BEGIN Material provided
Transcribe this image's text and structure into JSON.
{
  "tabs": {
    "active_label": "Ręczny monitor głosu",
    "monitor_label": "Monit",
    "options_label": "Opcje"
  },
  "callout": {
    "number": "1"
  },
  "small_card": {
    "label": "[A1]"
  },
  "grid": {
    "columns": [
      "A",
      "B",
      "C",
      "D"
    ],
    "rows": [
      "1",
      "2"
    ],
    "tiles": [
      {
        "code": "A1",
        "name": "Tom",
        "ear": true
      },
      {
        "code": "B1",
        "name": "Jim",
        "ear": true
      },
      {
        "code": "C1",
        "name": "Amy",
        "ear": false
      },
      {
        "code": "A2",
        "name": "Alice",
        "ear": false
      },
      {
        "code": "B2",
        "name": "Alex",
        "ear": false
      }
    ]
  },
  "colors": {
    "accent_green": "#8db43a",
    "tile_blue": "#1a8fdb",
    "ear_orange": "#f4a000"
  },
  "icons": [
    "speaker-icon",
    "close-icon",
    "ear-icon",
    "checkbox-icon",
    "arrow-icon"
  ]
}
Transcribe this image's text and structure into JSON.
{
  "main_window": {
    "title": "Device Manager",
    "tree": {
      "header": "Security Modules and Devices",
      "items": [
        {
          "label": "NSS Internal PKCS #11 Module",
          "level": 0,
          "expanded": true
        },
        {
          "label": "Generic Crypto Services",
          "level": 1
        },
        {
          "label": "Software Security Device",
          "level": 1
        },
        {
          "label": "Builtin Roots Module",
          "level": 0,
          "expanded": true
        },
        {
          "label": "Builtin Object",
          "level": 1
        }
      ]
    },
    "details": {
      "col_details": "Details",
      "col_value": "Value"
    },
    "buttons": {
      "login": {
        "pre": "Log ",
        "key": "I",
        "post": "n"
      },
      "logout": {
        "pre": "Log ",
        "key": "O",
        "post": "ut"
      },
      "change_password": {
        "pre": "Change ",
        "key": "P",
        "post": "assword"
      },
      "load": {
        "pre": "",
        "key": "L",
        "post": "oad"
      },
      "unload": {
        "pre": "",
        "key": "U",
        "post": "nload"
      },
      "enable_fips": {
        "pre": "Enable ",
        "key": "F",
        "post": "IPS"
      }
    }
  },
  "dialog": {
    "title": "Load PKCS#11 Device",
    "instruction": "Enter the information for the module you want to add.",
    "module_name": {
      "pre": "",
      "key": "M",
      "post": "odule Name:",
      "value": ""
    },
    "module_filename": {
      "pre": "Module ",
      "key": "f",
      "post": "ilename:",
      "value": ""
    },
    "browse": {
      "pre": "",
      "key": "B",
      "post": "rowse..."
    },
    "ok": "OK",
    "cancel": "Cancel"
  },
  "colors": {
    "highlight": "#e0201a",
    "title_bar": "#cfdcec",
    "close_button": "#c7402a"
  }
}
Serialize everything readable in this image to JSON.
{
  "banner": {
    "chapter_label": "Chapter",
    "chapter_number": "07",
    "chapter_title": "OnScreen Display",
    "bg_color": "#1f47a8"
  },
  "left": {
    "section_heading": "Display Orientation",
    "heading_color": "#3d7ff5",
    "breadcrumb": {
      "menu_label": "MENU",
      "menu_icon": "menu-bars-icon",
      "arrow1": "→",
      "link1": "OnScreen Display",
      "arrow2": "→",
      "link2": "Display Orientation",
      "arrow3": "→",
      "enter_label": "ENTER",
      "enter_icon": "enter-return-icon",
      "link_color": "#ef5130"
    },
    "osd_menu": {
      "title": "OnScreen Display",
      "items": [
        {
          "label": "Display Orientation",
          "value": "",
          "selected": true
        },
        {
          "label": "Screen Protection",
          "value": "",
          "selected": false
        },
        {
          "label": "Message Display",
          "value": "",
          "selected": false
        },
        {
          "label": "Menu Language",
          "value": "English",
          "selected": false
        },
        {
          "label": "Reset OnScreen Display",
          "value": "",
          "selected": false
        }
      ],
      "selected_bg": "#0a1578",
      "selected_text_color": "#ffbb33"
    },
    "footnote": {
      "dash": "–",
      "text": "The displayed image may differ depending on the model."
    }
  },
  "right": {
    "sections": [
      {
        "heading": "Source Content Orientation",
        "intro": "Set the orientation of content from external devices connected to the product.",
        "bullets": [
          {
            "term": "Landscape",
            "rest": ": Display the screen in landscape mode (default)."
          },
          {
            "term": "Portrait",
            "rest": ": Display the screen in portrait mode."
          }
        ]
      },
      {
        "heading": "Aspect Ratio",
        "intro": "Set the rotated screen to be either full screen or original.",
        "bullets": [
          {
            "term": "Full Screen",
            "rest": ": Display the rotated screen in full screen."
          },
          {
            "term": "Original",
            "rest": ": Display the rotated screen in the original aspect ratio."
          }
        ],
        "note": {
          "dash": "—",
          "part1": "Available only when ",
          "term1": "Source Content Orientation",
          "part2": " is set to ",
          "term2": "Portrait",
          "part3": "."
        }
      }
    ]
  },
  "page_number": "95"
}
END Material provided
[Task to carry out]
Make an exact copy of all the data.

[Response]
Transcribe this image's text and structure into JSON.
{
  "tabs": {
    "active_label": "Ręczny monitor głosu",
    "monitor_label": "Monit",
    "options_label": "Opcje"
  },
  "callout": {
    "number": "1"
  },
  "small_card": {
    "label": "[A1]"
  },
  "grid": {
    "columns": [
      "A",
      "B",
      "C",
      "D"
    ],
    "rows": [
      "1",
      "2"
    ],
    "tiles": [
      {
        "code": "A1",
        "name": "Tom",
        "ear": true
      },
      {
        "code": "B1",
        "name": "Jim",
        "ear": true
      },
      {
        "code": "C1",
        "name": "Amy",
        "ear": false
      },
      {
        "code": "A2",
        "name": "Alice",
        "ear": false
      },
      {
        "code": "B2",
        "name": "Alex",
        "ear": false
      }
    ]
  },
  "colors": {
    "accent_green": "#8db43a",
    "tile_blue": "#1a8fdb",
    "ear_orange": "#f4a000"
  },
  "icons": [
    "speaker-icon",
    "close-icon",
    "ear-icon",
    "checkbox-icon",
    "arrow-icon"
  ]
}
Transcribe this image's text and structure into JSON.
{
  "main_window": {
    "title": "Device Manager",
    "tree": {
      "header": "Security Modules and Devices",
      "items": [
        {
          "label": "NSS Internal PKCS #11 Module",
          "level": 0,
          "expanded": true
        },
        {
          "label": "Generic Crypto Services",
          "level": 1
        },
        {
          "label": "Software Security Device",
          "level": 1
        },
        {
          "label": "Builtin Roots Module",
          "level": 0,
          "expanded": true
        },
        {
          "label": "Builtin Object",
          "level": 1
        }
      ]
    },
    "details": {
      "col_details": "Details",
      "col_value": "Value"
    },
    "buttons": {
      "login": {
        "pre": "Log ",
        "key": "I",
        "post": "n"
      },
      "logout": {
        "pre": "Log ",
        "key": "O",
        "post": "ut"
      },
      "change_password": {
        "pre": "Change ",
        "key": "P",
        "post": "assword"
      },
      "load": {
        "pre": "",
        "key": "L",
        "post": "oad"
      },
      "unload": {
        "pre": "",
        "key": "U",
        "post": "nload"
      },
      "enable_fips": {
        "pre": "Enable ",
        "key": "F",
        "post": "IPS"
      }
    }
  },
  "dialog": {
    "title": "Load PKCS#11 Device",
    "instruction": "Enter the information for the module you want to add.",
    "module_name": {
      "pre": "",
      "key": "M",
      "post": "odule Name:",
      "value": ""
    },
    "module_filename": {
      "pre": "Module ",
      "key": "f",
      "post": "ilename:",
      "value": ""
    },
    "browse": {
      "pre": "",
      "key": "B",
      "post": "rowse..."
    },
    "ok": "OK",
    "cancel": "Cancel"
  },
  "colors": {
    "highlight": "#e0201a",
    "title_bar": "#cfdcec",
    "close_button": "#c7402a"
  }
}
Serialize everything readable in this image to JSON.
{
  "banner": {
    "chapter_label": "Chapter",
    "chapter_number": "07",
    "chapter_title": "OnScreen Display",
    "bg_color": "#1f47a8"
  },
  "left": {
    "section_heading": "Display Orientation",
    "heading_color": "#3d7ff5",
    "breadcrumb": {
      "menu_label": "MENU",
      "menu_icon": "menu-bars-icon",
      "arrow1": "→",
      "link1": "OnScreen Display",
      "arrow2": "→",
      "link2": "Display Orientation",
      "arrow3": "→",
      "enter_label": "ENTER",
      "enter_icon": "enter-return-icon",
      "link_color": "#ef5130"
    },
    "osd_menu": {
      "title": "OnScreen Display",
      "items": [
        {
          "label": "Display Orientation",
          "value": "",
          "selected": true
        },
        {
          "label": "Screen Protection",
          "value": "",
          "selected": false
        },
        {
          "label": "Message Display",
          "value": "",
          "selected": false
        },
        {
          "label": "Menu Language",
          "value": "English",
          "selected": false
        },
        {
          "label": "Reset OnScreen Display",
          "value": "",
          "selected": false
        }
      ],
      "selected_bg": "#0a1578",
      "selected_text_color": "#ffbb33"
    },
    "footnote": {
      "dash": "–",
      "text": "The displayed image may differ depending on the model."
    }
  },
  "right": {
    "sections": [
      {
        "heading": "Source Content Orientation",
        "intro": "Set the orientation of content from external devices connected to the product.",
        "bullets": [
          {
            "term": "Landscape",
            "rest": ": Display the screen in landscape mode (default)."
          },
          {
            "term": "Portrait",
            "rest": ": Display the screen in portrait mode."
          }
        ]
      },
      {
        "heading": "Aspect Ratio",
        "intro": "Set the rotated screen to be either full screen or original.",
        "bullets": [
          {
            "term": "Full Screen",
            "rest": ": Display the rotated screen in full screen."
          },
          {
            "term": "Original",
            "rest": ": Display the rotated screen in the original aspect ratio."
          }
        ],
        "note": {
          "dash": "—",
          "part1": "Available only when ",
          "term1": "Source Content Orientation",
          "part2": " is set to ",
          "term2": "Portrait",
          "part3": "."
        }
      }
    ]
  },
  "page_number": "95"
}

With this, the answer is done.